• SUPPLIED INFORMATION:
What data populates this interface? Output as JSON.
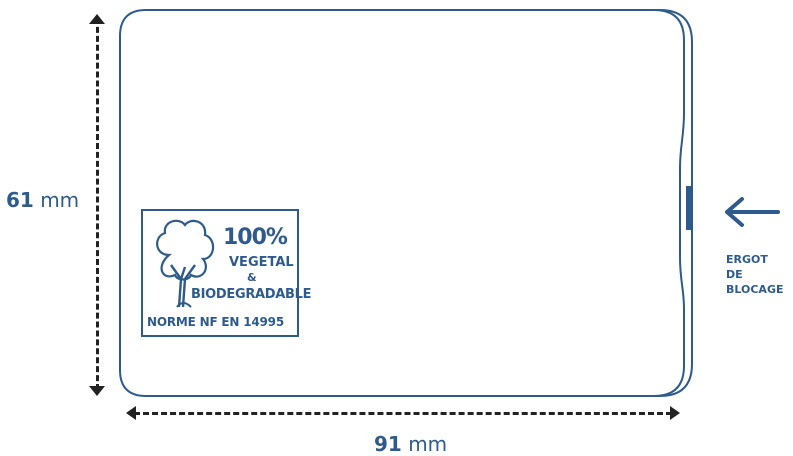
{
  "colors": {
    "brand": "#2e5b8c",
    "dimension": "#222222"
  },
  "dimensions": {
    "height": {
      "value": "61",
      "unit": "mm"
    },
    "width": {
      "value": "91",
      "unit": "mm"
    }
  },
  "label": {
    "percent": "100%",
    "vegetal": "VEGETAL",
    "ampersand": "&",
    "biodegradable": "BIODEGRADABLE",
    "norme": "NORME NF EN 14995",
    "icon": "tree-icon"
  },
  "callout": {
    "icon": "arrow-left-icon",
    "lines": [
      "ERGOT",
      "DE",
      "BLOCAGE"
    ]
  }
}
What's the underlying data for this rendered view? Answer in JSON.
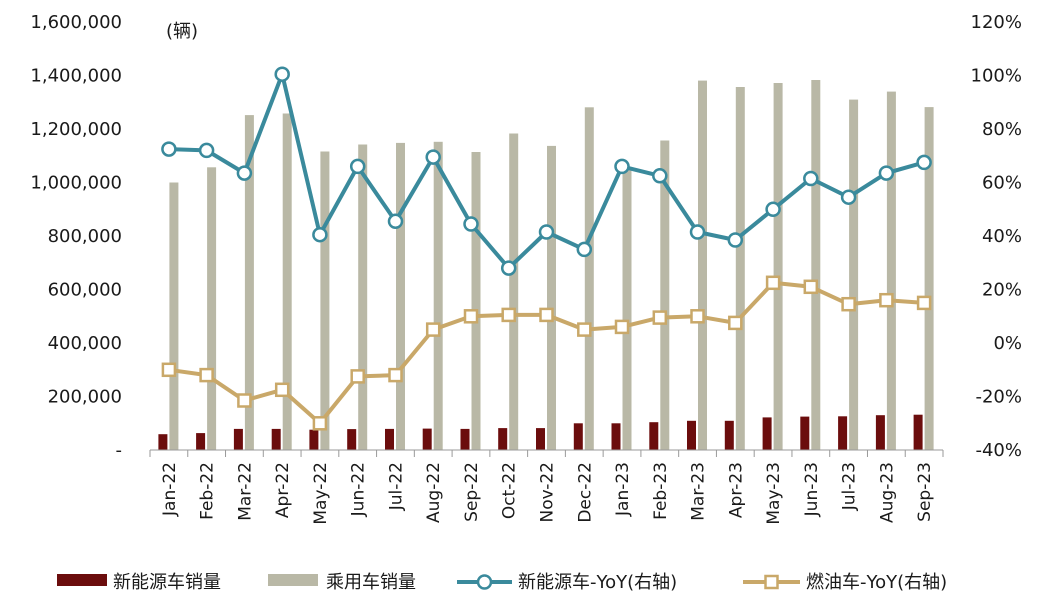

• PROBLEM STATEMENT: Restate the whole listing above exactly, please, omitting every image.

• SOLUTION FOR THIS TASK:
What data populates this interface? Output as JSON.
{
  "colors": {
    "brand": "#2e5b8c",
    "dimension": "#222222"
  },
  "dimensions": {
    "height": {
      "value": "61",
      "unit": "mm"
    },
    "width": {
      "value": "91",
      "unit": "mm"
    }
  },
  "label": {
    "percent": "100%",
    "vegetal": "VEGETAL",
    "ampersand": "&",
    "biodegradable": "BIODEGRADABLE",
    "norme": "NORME NF EN 14995",
    "icon": "tree-icon"
  },
  "callout": {
    "icon": "arrow-left-icon",
    "lines": [
      "ERGOT",
      "DE",
      "BLOCAGE"
    ]
  }
}
What's the underlying data for this rendered view? Answer in JSON.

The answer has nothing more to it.